<<<<

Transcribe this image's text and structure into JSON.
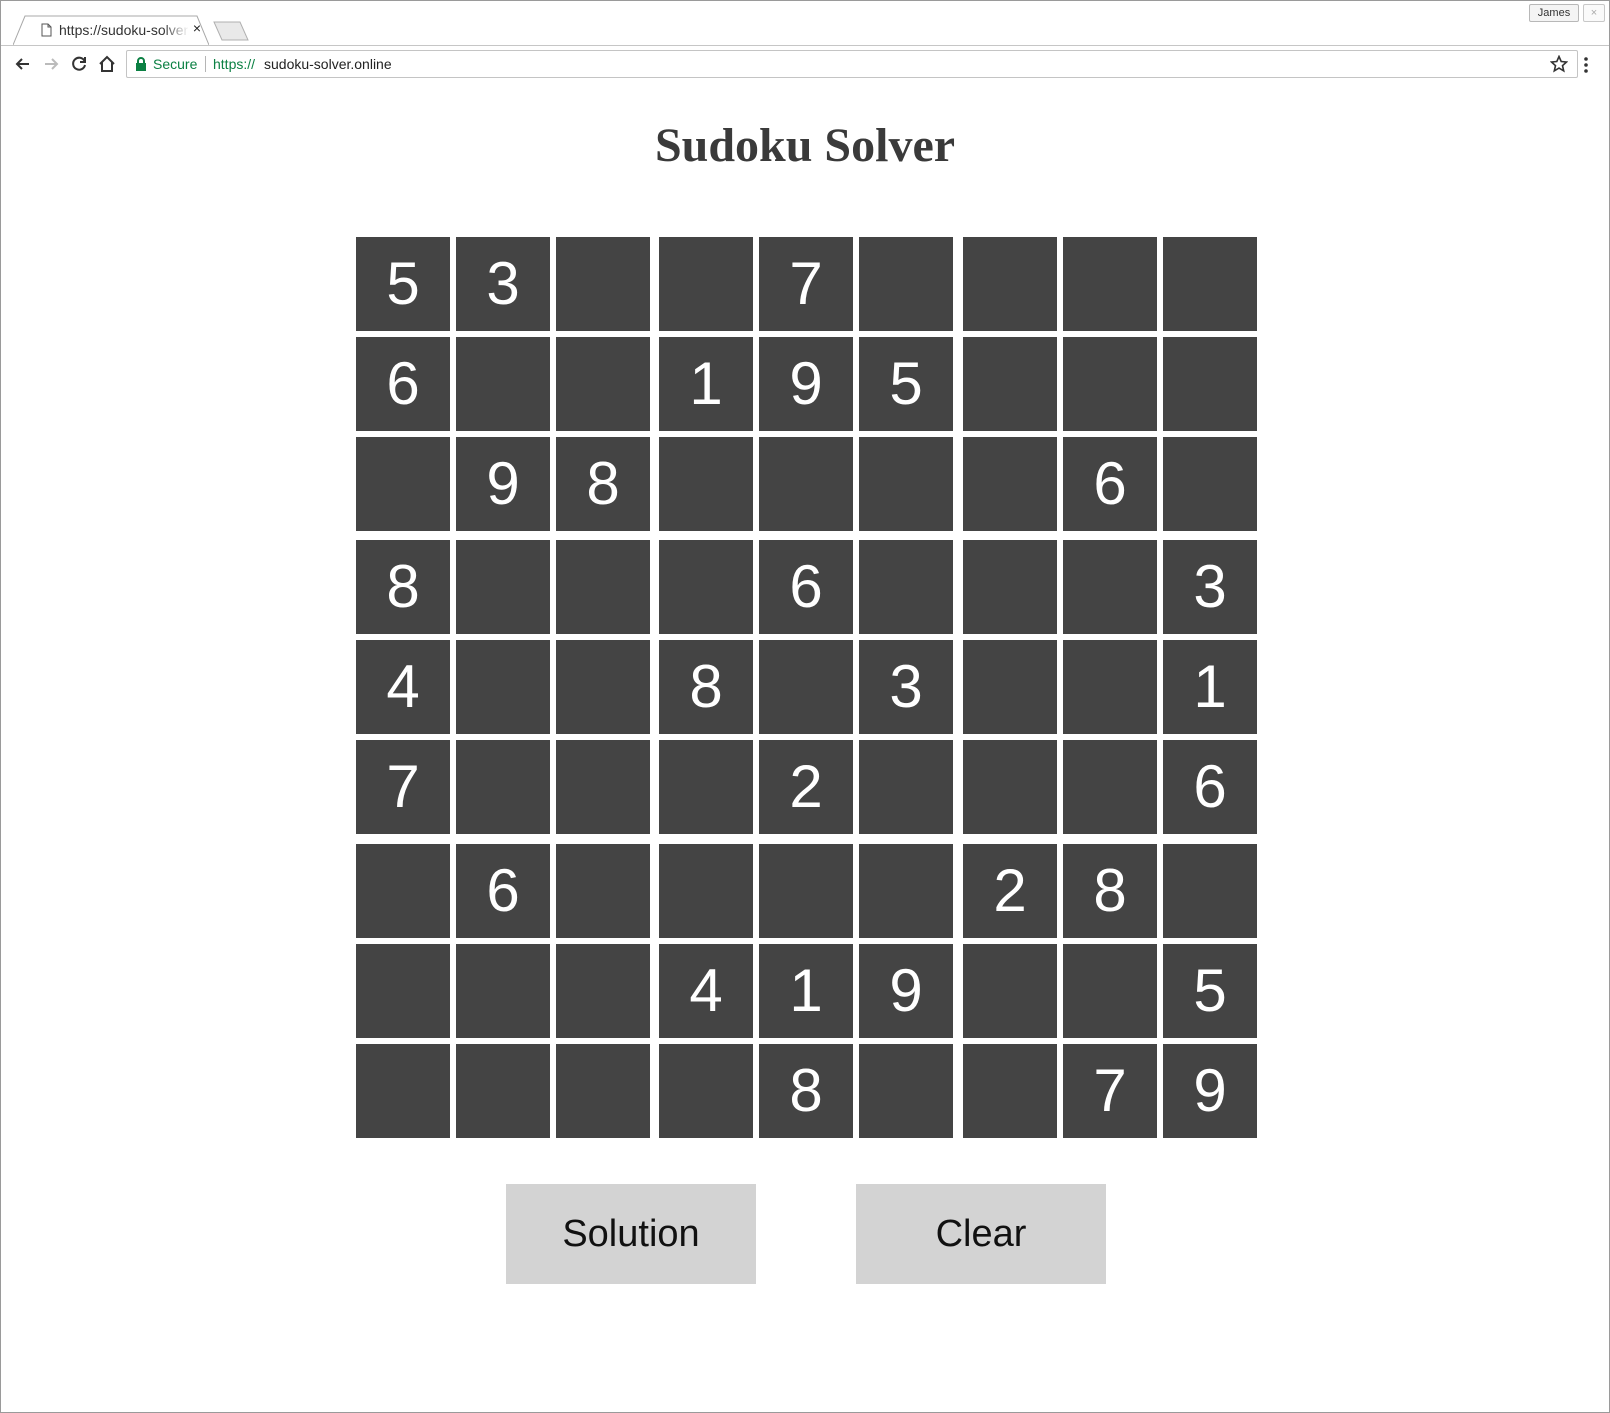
{
  "browser": {
    "tab": {
      "title": "https://sudoku-solver.online",
      "close_glyph": "×"
    },
    "profile_name": "James",
    "window_close_glyph": "×",
    "address_bar": {
      "security_label": "Secure",
      "url_scheme": "https://",
      "url_host": "sudoku-solver.online"
    },
    "icons": {
      "back": "back-arrow-icon",
      "forward": "forward-arrow-icon",
      "reload": "reload-icon",
      "home": "home-icon",
      "lock": "lock-icon",
      "star": "star-icon",
      "menu": "kebab-menu-icon",
      "favicon": "page-icon"
    }
  },
  "page": {
    "title": "Sudoku Solver",
    "grid": [
      [
        "5",
        "3",
        "",
        "",
        "7",
        "",
        "",
        "",
        ""
      ],
      [
        "6",
        "",
        "",
        "1",
        "9",
        "5",
        "",
        "",
        ""
      ],
      [
        "",
        "9",
        "8",
        "",
        "",
        "",
        "",
        "6",
        ""
      ],
      [
        "8",
        "",
        "",
        "",
        "6",
        "",
        "",
        "",
        "3"
      ],
      [
        "4",
        "",
        "",
        "8",
        "",
        "3",
        "",
        "",
        "1"
      ],
      [
        "7",
        "",
        "",
        "",
        "2",
        "",
        "",
        "",
        "6"
      ],
      [
        "",
        "6",
        "",
        "",
        "",
        "",
        "2",
        "8",
        ""
      ],
      [
        "",
        "",
        "",
        "4",
        "1",
        "9",
        "",
        "",
        "5"
      ],
      [
        "",
        "",
        "",
        "",
        "8",
        "",
        "",
        "7",
        "9"
      ]
    ],
    "buttons": {
      "solution": "Solution",
      "clear": "Clear"
    }
  },
  "colors": {
    "cell_background": "#444444",
    "cell_text": "#ffffff",
    "button_background": "#d3d3d3",
    "secure_green": "#0b8043",
    "title_text": "#3a3a3a"
  }
}
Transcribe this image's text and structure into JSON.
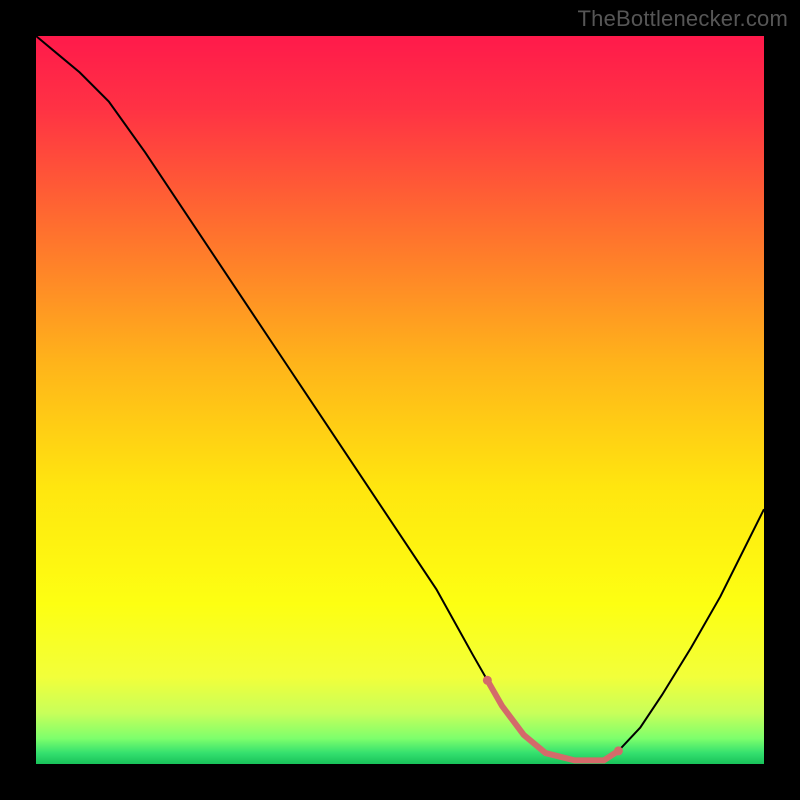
{
  "attribution": "TheBottlenecker.com",
  "chart_data": {
    "type": "line",
    "title": "",
    "xlabel": "",
    "ylabel": "",
    "xlim": [
      0,
      100
    ],
    "ylim": [
      0,
      100
    ],
    "background_gradient": {
      "stops": [
        {
          "offset": 0.0,
          "color": "#ff1a4b"
        },
        {
          "offset": 0.1,
          "color": "#ff3244"
        },
        {
          "offset": 0.25,
          "color": "#ff6a30"
        },
        {
          "offset": 0.45,
          "color": "#ffb41a"
        },
        {
          "offset": 0.62,
          "color": "#ffe60f"
        },
        {
          "offset": 0.78,
          "color": "#fdff12"
        },
        {
          "offset": 0.88,
          "color": "#f2ff3a"
        },
        {
          "offset": 0.93,
          "color": "#c8ff5a"
        },
        {
          "offset": 0.965,
          "color": "#7dff6c"
        },
        {
          "offset": 0.985,
          "color": "#34e06e"
        },
        {
          "offset": 1.0,
          "color": "#18c25a"
        }
      ]
    },
    "series": [
      {
        "name": "bottleneck-curve",
        "color": "#000000",
        "stroke_width": 2,
        "x": [
          0,
          3,
          6,
          10,
          15,
          20,
          25,
          30,
          35,
          40,
          45,
          50,
          55,
          60,
          62,
          64,
          67,
          70,
          74,
          78,
          80,
          83,
          86,
          90,
          94,
          98,
          100
        ],
        "y": [
          100,
          97.5,
          95,
          91,
          84,
          76.5,
          69,
          61.5,
          54,
          46.5,
          39,
          31.5,
          24,
          15,
          11.5,
          8,
          4,
          1.5,
          0.5,
          0.5,
          1.8,
          5,
          9.5,
          16,
          23,
          31,
          35
        ]
      }
    ],
    "highlight": {
      "name": "optimal-range",
      "color": "#d46a6a",
      "stroke_width": 6,
      "dot_radius": 4.5,
      "x": [
        62,
        64,
        67,
        70,
        74,
        78,
        80
      ],
      "y": [
        11.5,
        8,
        4,
        1.5,
        0.5,
        0.5,
        1.8
      ]
    }
  }
}
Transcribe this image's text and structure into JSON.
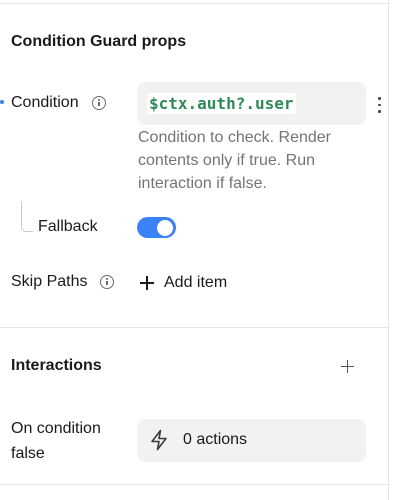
{
  "props_section": {
    "title": "Condition Guard props"
  },
  "condition": {
    "label": "Condition",
    "value": "$ctx.auth?.user",
    "help": "Condition to check. Render contents only if true. Run interaction if false."
  },
  "fallback": {
    "label": "Fallback",
    "enabled": true
  },
  "skip_paths": {
    "label": "Skip Paths",
    "add_label": "Add item"
  },
  "interactions_section": {
    "title": "Interactions",
    "on_condition_false": {
      "label_line1": "On condition",
      "label_line2": "false",
      "actions_label": "0 actions"
    }
  },
  "colors": {
    "accent": "#3b82f6",
    "code_green": "#2f8a55",
    "field_bg": "#f2f2f1",
    "help_text": "#747474",
    "divider": "#e4e4e7"
  },
  "icons": {
    "info": "info-icon",
    "more": "more-vertical-icon",
    "add": "plus-icon",
    "actions": "lightning-bolt-icon"
  }
}
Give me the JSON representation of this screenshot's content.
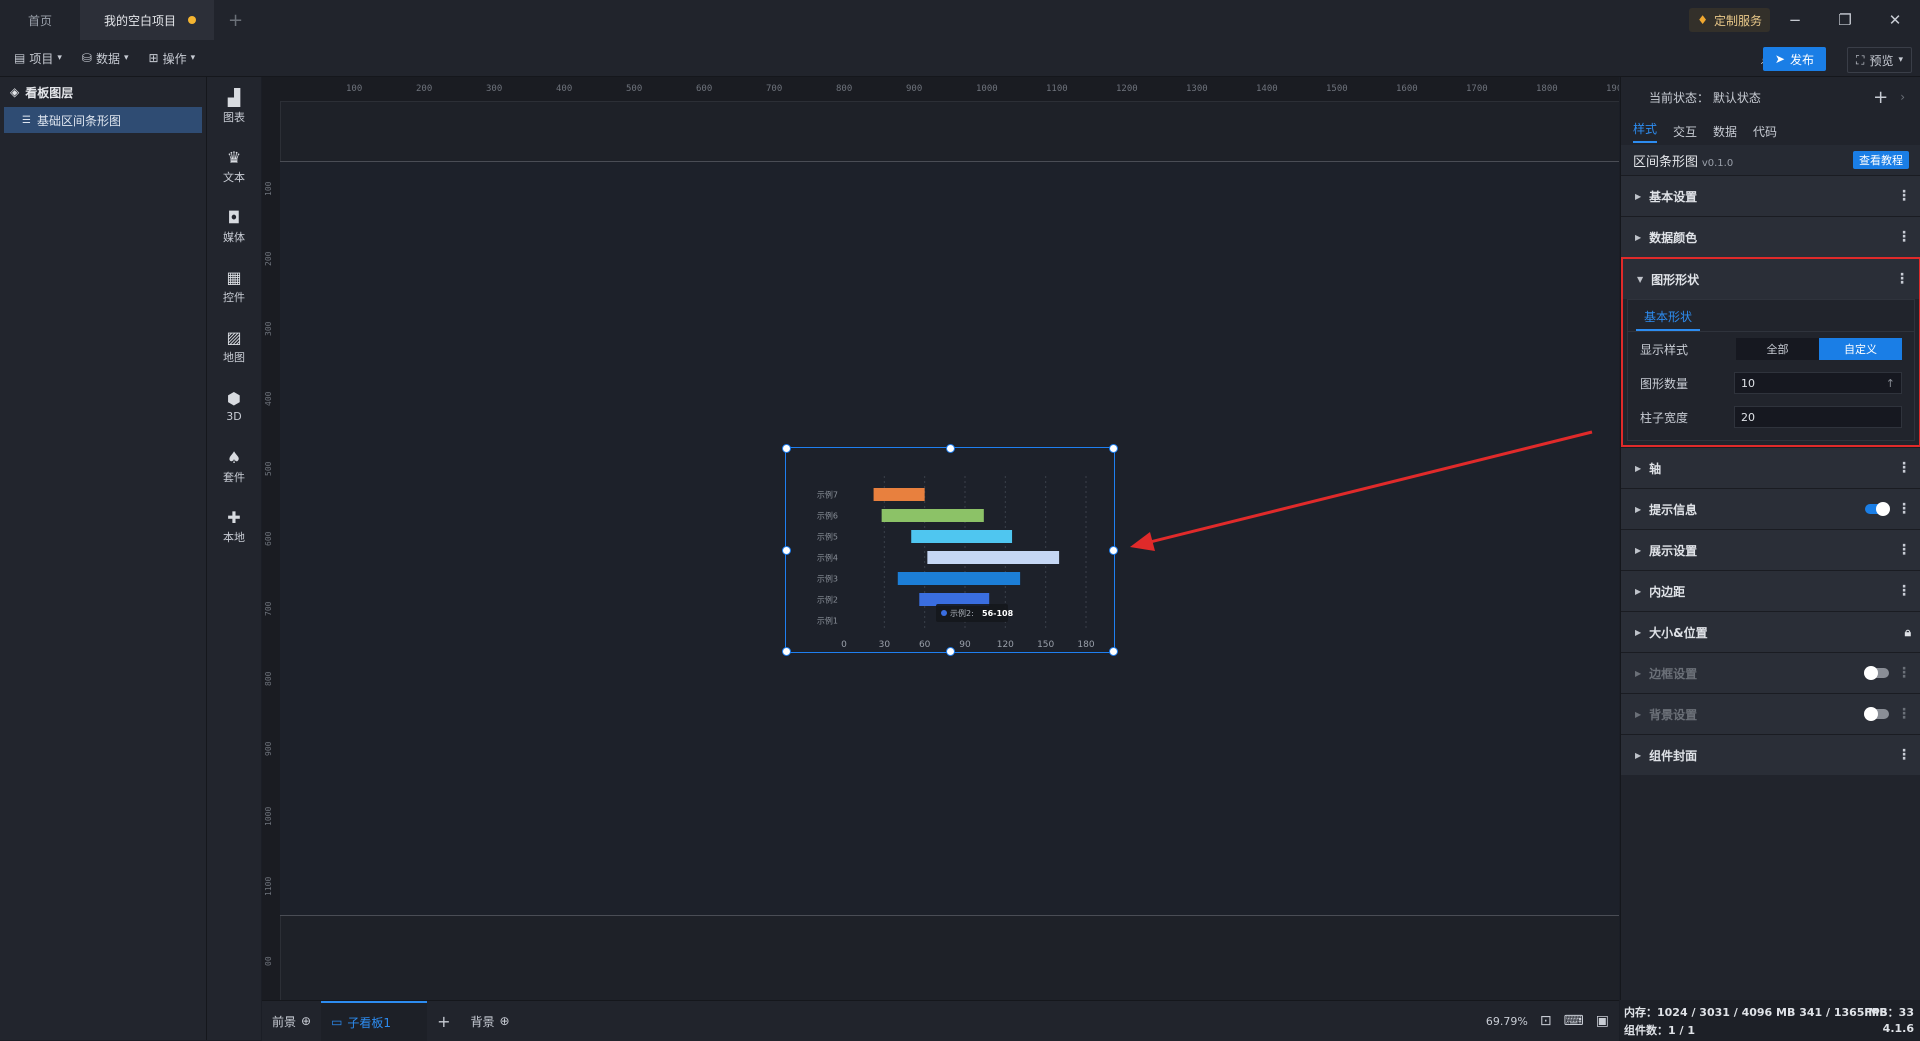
{
  "titlebar": {
    "tabs": [
      {
        "label": "首页"
      },
      {
        "label": "我的空白项目"
      }
    ],
    "custom_service": "定制服务"
  },
  "toolbar": {
    "menus": [
      "项目",
      "数据",
      "操作"
    ],
    "publish": "发布",
    "preview": "预览"
  },
  "layers": {
    "title": "看板图层",
    "items": [
      "基础区间条形图"
    ]
  },
  "components": [
    "图表",
    "文本",
    "媒体",
    "控件",
    "地图",
    "3D",
    "套件",
    "本地"
  ],
  "ruler": {
    "top": [
      "100",
      "200",
      "300",
      "400",
      "500",
      "600",
      "700",
      "800",
      "900",
      "1000",
      "1100",
      "1200",
      "1300",
      "1400",
      "1500",
      "1600",
      "1700",
      "1800",
      "1900"
    ],
    "left": [
      "100",
      "200",
      "300",
      "400",
      "500",
      "600",
      "700",
      "800",
      "900",
      "1000",
      "1100",
      "00"
    ]
  },
  "chart_data": {
    "type": "bar",
    "orientation": "horizontal-range",
    "categories": [
      "示例7",
      "示例6",
      "示例5",
      "示例4",
      "示例3",
      "示例2",
      "示例1"
    ],
    "ranges": [
      [
        22,
        60
      ],
      [
        28,
        104
      ],
      [
        50,
        125
      ],
      [
        62,
        160
      ],
      [
        40,
        131
      ],
      [
        56,
        108
      ],
      null
    ],
    "colors": [
      "#e8803e",
      "#8cc267",
      "#4fc6f0",
      "#c5d7f4",
      "#1c7ed6",
      "#3a6ee0",
      "#7aa4e8"
    ],
    "x_ticks": [
      "0",
      "30",
      "60",
      "90",
      "120",
      "150",
      "180"
    ],
    "xlim": [
      0,
      180
    ],
    "tooltip": {
      "series": "示例2:",
      "value": "56-108"
    }
  },
  "bottom": {
    "front": "前景",
    "sub_board": "子看板1",
    "background": "背景",
    "zoom": "69.79%"
  },
  "right_panel": {
    "state_label": "当前状态：",
    "state_value": "默认状态",
    "tabs": [
      "样式",
      "交互",
      "数据",
      "代码"
    ],
    "component_name": "区间条形图",
    "version": "v0.1.0",
    "tutorial": "查看教程",
    "sections_top": [
      "基本设置",
      "数据颜色"
    ],
    "shape_section": {
      "title": "图形形状",
      "sub_tab": "基本形状",
      "display_style_label": "显示样式",
      "display_options": [
        "全部",
        "自定义"
      ],
      "shape_count_label": "图形数量",
      "shape_count": "10",
      "bar_width_label": "柱子宽度",
      "bar_width": "20"
    },
    "sections_bottom": [
      "轴",
      "提示信息",
      "展示设置",
      "内边距",
      "大小&位置",
      "边框设置",
      "背景设置",
      "组件封面"
    ]
  },
  "status": {
    "memory": "内存：1024 / 3031 / 4096 MB  341 / 1365 MB",
    "fps": "FPS：33",
    "components": "组件数：1 / 1",
    "version": "4.1.6"
  }
}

>>>>

Given exercise ▸
Go through the records and show every line with the string "true" in it.

Result ▸
    "help": "Condition to check. Render contents only if true. Run interaction if false."
    "enabled": true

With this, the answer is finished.